> Exercise:
Write out all entries word for word.

[Records that describe figures]

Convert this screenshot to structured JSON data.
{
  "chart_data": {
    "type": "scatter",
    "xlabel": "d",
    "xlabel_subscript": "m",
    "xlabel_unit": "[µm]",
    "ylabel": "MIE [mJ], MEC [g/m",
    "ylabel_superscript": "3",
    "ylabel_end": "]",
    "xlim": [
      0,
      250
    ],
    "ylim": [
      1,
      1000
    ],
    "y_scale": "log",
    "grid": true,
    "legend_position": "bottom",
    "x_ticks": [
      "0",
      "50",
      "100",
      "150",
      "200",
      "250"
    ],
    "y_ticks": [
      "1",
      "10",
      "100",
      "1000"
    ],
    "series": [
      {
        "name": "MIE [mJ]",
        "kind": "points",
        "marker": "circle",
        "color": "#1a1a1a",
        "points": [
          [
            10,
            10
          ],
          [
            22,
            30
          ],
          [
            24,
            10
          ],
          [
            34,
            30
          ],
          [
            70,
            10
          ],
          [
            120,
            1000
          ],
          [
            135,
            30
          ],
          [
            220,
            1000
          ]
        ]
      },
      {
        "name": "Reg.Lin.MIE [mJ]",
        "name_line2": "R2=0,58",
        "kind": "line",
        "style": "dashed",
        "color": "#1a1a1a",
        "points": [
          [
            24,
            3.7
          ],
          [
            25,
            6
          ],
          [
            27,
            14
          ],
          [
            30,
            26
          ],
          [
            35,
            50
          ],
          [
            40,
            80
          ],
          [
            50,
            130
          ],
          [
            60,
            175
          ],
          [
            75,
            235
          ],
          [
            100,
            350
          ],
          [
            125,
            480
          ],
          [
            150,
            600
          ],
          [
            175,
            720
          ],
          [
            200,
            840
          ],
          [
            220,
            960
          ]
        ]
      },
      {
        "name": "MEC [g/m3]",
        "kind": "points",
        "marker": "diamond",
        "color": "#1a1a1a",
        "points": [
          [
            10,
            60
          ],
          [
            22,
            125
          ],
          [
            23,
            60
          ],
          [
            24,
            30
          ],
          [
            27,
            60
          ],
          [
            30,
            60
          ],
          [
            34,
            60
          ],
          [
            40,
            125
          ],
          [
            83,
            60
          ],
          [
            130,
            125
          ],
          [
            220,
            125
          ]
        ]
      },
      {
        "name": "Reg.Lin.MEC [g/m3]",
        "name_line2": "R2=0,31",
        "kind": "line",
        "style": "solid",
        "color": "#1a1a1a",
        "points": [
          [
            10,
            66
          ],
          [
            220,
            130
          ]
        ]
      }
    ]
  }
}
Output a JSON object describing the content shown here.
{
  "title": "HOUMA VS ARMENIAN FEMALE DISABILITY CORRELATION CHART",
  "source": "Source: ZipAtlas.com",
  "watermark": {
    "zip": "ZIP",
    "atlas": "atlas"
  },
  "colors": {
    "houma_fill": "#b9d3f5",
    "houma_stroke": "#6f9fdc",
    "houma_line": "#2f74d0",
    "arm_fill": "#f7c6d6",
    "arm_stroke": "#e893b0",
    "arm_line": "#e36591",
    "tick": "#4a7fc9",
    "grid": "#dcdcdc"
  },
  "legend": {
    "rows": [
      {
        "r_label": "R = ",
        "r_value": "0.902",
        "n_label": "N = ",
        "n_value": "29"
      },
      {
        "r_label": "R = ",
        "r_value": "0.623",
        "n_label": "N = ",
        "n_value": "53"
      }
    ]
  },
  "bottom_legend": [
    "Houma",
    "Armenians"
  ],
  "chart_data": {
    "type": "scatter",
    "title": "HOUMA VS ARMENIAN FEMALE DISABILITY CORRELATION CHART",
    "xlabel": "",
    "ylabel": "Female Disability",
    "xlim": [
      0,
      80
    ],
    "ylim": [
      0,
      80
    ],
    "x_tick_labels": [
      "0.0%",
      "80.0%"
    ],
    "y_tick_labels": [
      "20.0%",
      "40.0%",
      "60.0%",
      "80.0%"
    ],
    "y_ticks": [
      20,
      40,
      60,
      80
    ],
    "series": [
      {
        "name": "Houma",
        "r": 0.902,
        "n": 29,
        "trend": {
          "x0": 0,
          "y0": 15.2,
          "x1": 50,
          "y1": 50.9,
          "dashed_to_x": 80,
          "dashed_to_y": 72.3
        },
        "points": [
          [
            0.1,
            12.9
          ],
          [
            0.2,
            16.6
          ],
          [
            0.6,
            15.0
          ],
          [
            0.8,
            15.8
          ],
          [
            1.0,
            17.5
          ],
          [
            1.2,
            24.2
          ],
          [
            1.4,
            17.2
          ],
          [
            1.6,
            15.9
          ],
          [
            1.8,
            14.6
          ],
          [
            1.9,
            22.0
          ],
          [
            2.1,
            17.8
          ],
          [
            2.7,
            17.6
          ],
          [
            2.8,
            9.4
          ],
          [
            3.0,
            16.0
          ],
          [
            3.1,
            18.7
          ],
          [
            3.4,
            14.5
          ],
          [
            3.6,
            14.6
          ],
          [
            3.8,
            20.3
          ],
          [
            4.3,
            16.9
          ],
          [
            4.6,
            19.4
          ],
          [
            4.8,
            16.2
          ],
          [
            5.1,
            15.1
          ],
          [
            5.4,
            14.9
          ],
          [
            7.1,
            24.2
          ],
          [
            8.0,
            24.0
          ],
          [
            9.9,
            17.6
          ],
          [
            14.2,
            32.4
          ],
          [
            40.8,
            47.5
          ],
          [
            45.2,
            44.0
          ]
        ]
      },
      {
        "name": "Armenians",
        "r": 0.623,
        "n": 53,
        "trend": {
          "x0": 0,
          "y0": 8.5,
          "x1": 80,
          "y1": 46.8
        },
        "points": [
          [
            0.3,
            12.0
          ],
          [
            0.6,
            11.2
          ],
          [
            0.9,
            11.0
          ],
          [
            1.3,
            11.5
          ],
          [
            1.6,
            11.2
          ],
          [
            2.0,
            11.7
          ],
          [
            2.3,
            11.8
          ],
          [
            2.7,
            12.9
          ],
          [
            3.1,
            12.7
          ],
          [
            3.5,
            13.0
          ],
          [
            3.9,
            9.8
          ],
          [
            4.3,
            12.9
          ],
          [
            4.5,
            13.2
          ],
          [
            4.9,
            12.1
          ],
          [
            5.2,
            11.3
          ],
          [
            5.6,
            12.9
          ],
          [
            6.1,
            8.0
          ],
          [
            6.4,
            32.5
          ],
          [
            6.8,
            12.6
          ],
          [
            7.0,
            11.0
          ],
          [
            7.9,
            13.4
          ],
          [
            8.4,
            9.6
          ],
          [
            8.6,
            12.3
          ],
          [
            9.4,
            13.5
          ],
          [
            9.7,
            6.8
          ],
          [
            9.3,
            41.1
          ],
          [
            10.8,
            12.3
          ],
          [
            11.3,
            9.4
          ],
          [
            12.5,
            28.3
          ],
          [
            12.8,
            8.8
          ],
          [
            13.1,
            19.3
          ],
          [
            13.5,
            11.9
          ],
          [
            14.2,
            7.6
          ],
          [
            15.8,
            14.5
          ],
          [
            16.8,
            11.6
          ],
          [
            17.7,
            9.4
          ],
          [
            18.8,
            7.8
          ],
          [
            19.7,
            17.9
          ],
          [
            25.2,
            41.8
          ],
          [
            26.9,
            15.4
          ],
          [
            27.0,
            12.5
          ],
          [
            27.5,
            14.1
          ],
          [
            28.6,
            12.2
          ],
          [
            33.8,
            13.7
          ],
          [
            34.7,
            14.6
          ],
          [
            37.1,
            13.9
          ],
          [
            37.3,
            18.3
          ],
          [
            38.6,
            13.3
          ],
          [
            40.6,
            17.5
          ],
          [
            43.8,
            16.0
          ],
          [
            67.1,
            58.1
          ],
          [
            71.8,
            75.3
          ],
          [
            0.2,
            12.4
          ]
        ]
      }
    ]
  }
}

> Task answer:
Convert this screenshot to structured JSON data.
{
  "chart_data": {
    "type": "scatter",
    "xlabel": "d",
    "xlabel_subscript": "m",
    "xlabel_unit": "[µm]",
    "ylabel": "MIE [mJ], MEC [g/m",
    "ylabel_superscript": "3",
    "ylabel_end": "]",
    "xlim": [
      0,
      250
    ],
    "ylim": [
      1,
      1000
    ],
    "y_scale": "log",
    "grid": true,
    "legend_position": "bottom",
    "x_ticks": [
      "0",
      "50",
      "100",
      "150",
      "200",
      "250"
    ],
    "y_ticks": [
      "1",
      "10",
      "100",
      "1000"
    ],
    "series": [
      {
        "name": "MIE [mJ]",
        "kind": "points",
        "marker": "circle",
        "color": "#1a1a1a",
        "points": [
          [
            10,
            10
          ],
          [
            22,
            30
          ],
          [
            24,
            10
          ],
          [
            34,
            30
          ],
          [
            70,
            10
          ],
          [
            120,
            1000
          ],
          [
            135,
            30
          ],
          [
            220,
            1000
          ]
        ]
      },
      {
        "name": "Reg.Lin.MIE [mJ]",
        "name_line2": "R2=0,58",
        "kind": "line",
        "style": "dashed",
        "color": "#1a1a1a",
        "points": [
          [
            24,
            3.7
          ],
          [
            25,
            6
          ],
          [
            27,
            14
          ],
          [
            30,
            26
          ],
          [
            35,
            50
          ],
          [
            40,
            80
          ],
          [
            50,
            130
          ],
          [
            60,
            175
          ],
          [
            75,
            235
          ],
          [
            100,
            350
          ],
          [
            125,
            480
          ],
          [
            150,
            600
          ],
          [
            175,
            720
          ],
          [
            200,
            840
          ],
          [
            220,
            960
          ]
        ]
      },
      {
        "name": "MEC [g/m3]",
        "kind": "points",
        "marker": "diamond",
        "color": "#1a1a1a",
        "points": [
          [
            10,
            60
          ],
          [
            22,
            125
          ],
          [
            23,
            60
          ],
          [
            24,
            30
          ],
          [
            27,
            60
          ],
          [
            30,
            60
          ],
          [
            34,
            60
          ],
          [
            40,
            125
          ],
          [
            83,
            60
          ],
          [
            130,
            125
          ],
          [
            220,
            125
          ]
        ]
      },
      {
        "name": "Reg.Lin.MEC [g/m3]",
        "name_line2": "R2=0,31",
        "kind": "line",
        "style": "solid",
        "color": "#1a1a1a",
        "points": [
          [
            10,
            66
          ],
          [
            220,
            130
          ]
        ]
      }
    ]
  }
}
Output a JSON object describing the content shown here.
{
  "title": "HOUMA VS ARMENIAN FEMALE DISABILITY CORRELATION CHART",
  "source": "Source: ZipAtlas.com",
  "watermark": {
    "zip": "ZIP",
    "atlas": "atlas"
  },
  "colors": {
    "houma_fill": "#b9d3f5",
    "houma_stroke": "#6f9fdc",
    "houma_line": "#2f74d0",
    "arm_fill": "#f7c6d6",
    "arm_stroke": "#e893b0",
    "arm_line": "#e36591",
    "tick": "#4a7fc9",
    "grid": "#dcdcdc"
  },
  "legend": {
    "rows": [
      {
        "r_label": "R = ",
        "r_value": "0.902",
        "n_label": "N = ",
        "n_value": "29"
      },
      {
        "r_label": "R = ",
        "r_value": "0.623",
        "n_label": "N = ",
        "n_value": "53"
      }
    ]
  },
  "bottom_legend": [
    "Houma",
    "Armenians"
  ],
  "chart_data": {
    "type": "scatter",
    "title": "HOUMA VS ARMENIAN FEMALE DISABILITY CORRELATION CHART",
    "xlabel": "",
    "ylabel": "Female Disability",
    "xlim": [
      0,
      80
    ],
    "ylim": [
      0,
      80
    ],
    "x_tick_labels": [
      "0.0%",
      "80.0%"
    ],
    "y_tick_labels": [
      "20.0%",
      "40.0%",
      "60.0%",
      "80.0%"
    ],
    "y_ticks": [
      20,
      40,
      60,
      80
    ],
    "series": [
      {
        "name": "Houma",
        "r": 0.902,
        "n": 29,
        "trend": {
          "x0": 0,
          "y0": 15.2,
          "x1": 50,
          "y1": 50.9,
          "dashed_to_x": 80,
          "dashed_to_y": 72.3
        },
        "points": [
          [
            0.1,
            12.9
          ],
          [
            0.2,
            16.6
          ],
          [
            0.6,
            15.0
          ],
          [
            0.8,
            15.8
          ],
          [
            1.0,
            17.5
          ],
          [
            1.2,
            24.2
          ],
          [
            1.4,
            17.2
          ],
          [
            1.6,
            15.9
          ],
          [
            1.8,
            14.6
          ],
          [
            1.9,
            22.0
          ],
          [
            2.1,
            17.8
          ],
          [
            2.7,
            17.6
          ],
          [
            2.8,
            9.4
          ],
          [
            3.0,
            16.0
          ],
          [
            3.1,
            18.7
          ],
          [
            3.4,
            14.5
          ],
          [
            3.6,
            14.6
          ],
          [
            3.8,
            20.3
          ],
          [
            4.3,
            16.9
          ],
          [
            4.6,
            19.4
          ],
          [
            4.8,
            16.2
          ],
          [
            5.1,
            15.1
          ],
          [
            5.4,
            14.9
          ],
          [
            7.1,
            24.2
          ],
          [
            8.0,
            24.0
          ],
          [
            9.9,
            17.6
          ],
          [
            14.2,
            32.4
          ],
          [
            40.8,
            47.5
          ],
          [
            45.2,
            44.0
          ]
        ]
      },
      {
        "name": "Armenians",
        "r": 0.623,
        "n": 53,
        "trend": {
          "x0": 0,
          "y0": 8.5,
          "x1": 80,
          "y1": 46.8
        },
        "points": [
          [
            0.3,
            12.0
          ],
          [
            0.6,
            11.2
          ],
          [
            0.9,
            11.0
          ],
          [
            1.3,
            11.5
          ],
          [
            1.6,
            11.2
          ],
          [
            2.0,
            11.7
          ],
          [
            2.3,
            11.8
          ],
          [
            2.7,
            12.9
          ],
          [
            3.1,
            12.7
          ],
          [
            3.5,
            13.0
          ],
          [
            3.9,
            9.8
          ],
          [
            4.3,
            12.9
          ],
          [
            4.5,
            13.2
          ],
          [
            4.9,
            12.1
          ],
          [
            5.2,
            11.3
          ],
          [
            5.6,
            12.9
          ],
          [
            6.1,
            8.0
          ],
          [
            6.4,
            32.5
          ],
          [
            6.8,
            12.6
          ],
          [
            7.0,
            11.0
          ],
          [
            7.9,
            13.4
          ],
          [
            8.4,
            9.6
          ],
          [
            8.6,
            12.3
          ],
          [
            9.4,
            13.5
          ],
          [
            9.7,
            6.8
          ],
          [
            9.3,
            41.1
          ],
          [
            10.8,
            12.3
          ],
          [
            11.3,
            9.4
          ],
          [
            12.5,
            28.3
          ],
          [
            12.8,
            8.8
          ],
          [
            13.1,
            19.3
          ],
          [
            13.5,
            11.9
          ],
          [
            14.2,
            7.6
          ],
          [
            15.8,
            14.5
          ],
          [
            16.8,
            11.6
          ],
          [
            17.7,
            9.4
          ],
          [
            18.8,
            7.8
          ],
          [
            19.7,
            17.9
          ],
          [
            25.2,
            41.8
          ],
          [
            26.9,
            15.4
          ],
          [
            27.0,
            12.5
          ],
          [
            27.5,
            14.1
          ],
          [
            28.6,
            12.2
          ],
          [
            33.8,
            13.7
          ],
          [
            34.7,
            14.6
          ],
          [
            37.1,
            13.9
          ],
          [
            37.3,
            18.3
          ],
          [
            38.6,
            13.3
          ],
          [
            40.6,
            17.5
          ],
          [
            43.8,
            16.0
          ],
          [
            67.1,
            58.1
          ],
          [
            71.8,
            75.3
          ],
          [
            0.2,
            12.4
          ]
        ]
      }
    ]
  }
}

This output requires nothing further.